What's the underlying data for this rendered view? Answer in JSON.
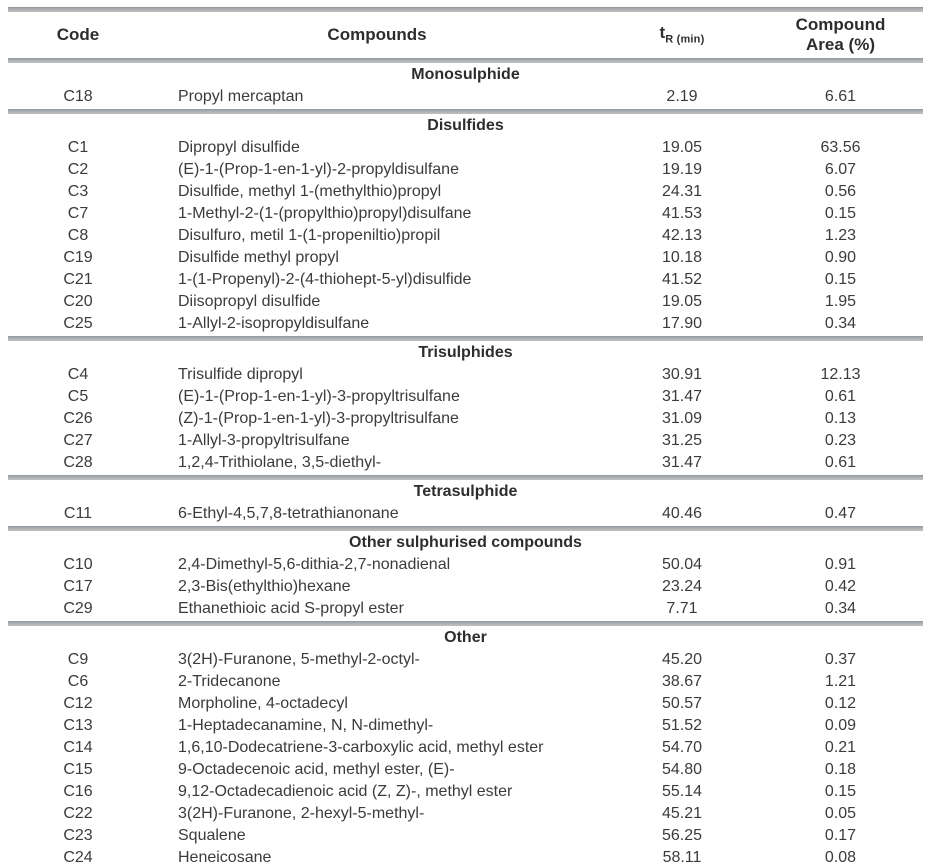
{
  "header": {
    "code": "Code",
    "compounds": "Compounds",
    "tr_base": "t",
    "tr_sub": "R (min)",
    "area_line1": "Compound",
    "area_line2": "Area (%)"
  },
  "sections": [
    {
      "title": "Monosulphide",
      "rows": [
        {
          "code": "C18",
          "compound": "Propyl mercaptan",
          "tr": "2.19",
          "area": "6.61"
        }
      ]
    },
    {
      "title": "Disulfides",
      "rows": [
        {
          "code": "C1",
          "compound": "Dipropyl disulfide",
          "tr": "19.05",
          "area": "63.56"
        },
        {
          "code": "C2",
          "compound": "(E)-1-(Prop-1-en-1-yl)-2-propyldisulfane",
          "tr": "19.19",
          "area": "6.07"
        },
        {
          "code": "C3",
          "compound": "Disulfide, methyl 1-(methylthio)propyl",
          "tr": "24.31",
          "area": "0.56"
        },
        {
          "code": "C7",
          "compound": "1-Methyl-2-(1-(propylthio)propyl)disulfane",
          "tr": "41.53",
          "area": "0.15"
        },
        {
          "code": "C8",
          "compound": "Disulfuro, metil 1-(1-propeniltio)propil",
          "tr": "42.13",
          "area": "1.23"
        },
        {
          "code": "C19",
          "compound": "Disulfide  methyl propyl",
          "tr": "10.18",
          "area": "0.90"
        },
        {
          "code": "C21",
          "compound": "1-(1-Propenyl)-2-(4-thiohept-5-yl)disulfide",
          "tr": "41.52",
          "area": "0.15"
        },
        {
          "code": "C20",
          "compound": "Diisopropyl disulfide",
          "tr": "19.05",
          "area": "1.95"
        },
        {
          "code": "C25",
          "compound": "1-Allyl-2-isopropyldisulfane",
          "tr": "17.90",
          "area": "0.34"
        }
      ]
    },
    {
      "title": "Trisulphides",
      "rows": [
        {
          "code": "C4",
          "compound": "Trisulfide  dipropyl",
          "tr": "30.91",
          "area": "12.13"
        },
        {
          "code": "C5",
          "compound": "(E)-1-(Prop-1-en-1-yl)-3-propyltrisulfane",
          "tr": "31.47",
          "area": "0.61"
        },
        {
          "code": "C26",
          "compound": "(Z)-1-(Prop-1-en-1-yl)-3-propyltrisulfane",
          "tr": "31.09",
          "area": "0.13"
        },
        {
          "code": "C27",
          "compound": "1-Allyl-3-propyltrisulfane",
          "tr": "31.25",
          "area": "0.23"
        },
        {
          "code": "C28",
          "compound": "1,2,4-Trithiolane, 3,5-diethyl-",
          "tr": "31.47",
          "area": "0.61"
        }
      ]
    },
    {
      "title": "Tetrasulphide",
      "rows": [
        {
          "code": "C11",
          "compound": "6-Ethyl-4,5,7,8-tetrathianonane",
          "tr": "40.46",
          "area": "0.47"
        }
      ]
    },
    {
      "title": "Other sulphurised compounds",
      "rows": [
        {
          "code": "C10",
          "compound": "2,4-Dimethyl-5,6-dithia-2,7-nonadienal",
          "tr": "50.04",
          "area": "0.91"
        },
        {
          "code": "C17",
          "compound": "2,3-Bis(ethylthio)hexane",
          "tr": "23.24",
          "area": "0.42"
        },
        {
          "code": "C29",
          "compound": "Ethanethioic acid S-propyl ester",
          "tr": "7.71",
          "area": "0.34"
        }
      ]
    },
    {
      "title": "Other",
      "rows": [
        {
          "code": "C9",
          "compound": "3(2H)-Furanone, 5-methyl-2-octyl-",
          "tr": "45.20",
          "area": "0.37"
        },
        {
          "code": "C6",
          "compound": "2-Tridecanone",
          "tr": "38.67",
          "area": "1.21"
        },
        {
          "code": "C12",
          "compound": "Morpholine, 4-octadecyl",
          "tr": "50.57",
          "area": "0.12"
        },
        {
          "code": "C13",
          "compound": "1-Heptadecanamine, N, N-dimethyl-",
          "tr": "51.52",
          "area": "0.09"
        },
        {
          "code": "C14",
          "compound": "1,6,10-Dodecatriene-3-carboxylic acid, methyl ester",
          "tr": "54.70",
          "area": "0.21"
        },
        {
          "code": "C15",
          "compound": "9-Octadecenoic acid, methyl ester, (E)-",
          "tr": "54.80",
          "area": "0.18"
        },
        {
          "code": "C16",
          "compound": "9,12-Octadecadienoic acid (Z, Z)-, methyl ester",
          "tr": "55.14",
          "area": "0.15"
        },
        {
          "code": "C22",
          "compound": "3(2H)-Furanone, 2-hexyl-5-methyl-",
          "tr": "45.21",
          "area": "0.05"
        },
        {
          "code": "C23",
          "compound": "Squalene",
          "tr": "56.25",
          "area": "0.17"
        },
        {
          "code": "C24",
          "compound": "Heneicosane",
          "tr": "58.11",
          "area": "0.08"
        }
      ]
    }
  ],
  "colors": {
    "divider_dark": "#8e949a",
    "divider_light": "#bfbfbf",
    "text": "#3b3b3b"
  }
}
•••••
EXERCISE DESCRIPTION: Pull out all lines of the data with the string "compounds".

SOLUTION:
    "compounds": "Compounds",
      "title": "Other sulphurised compounds",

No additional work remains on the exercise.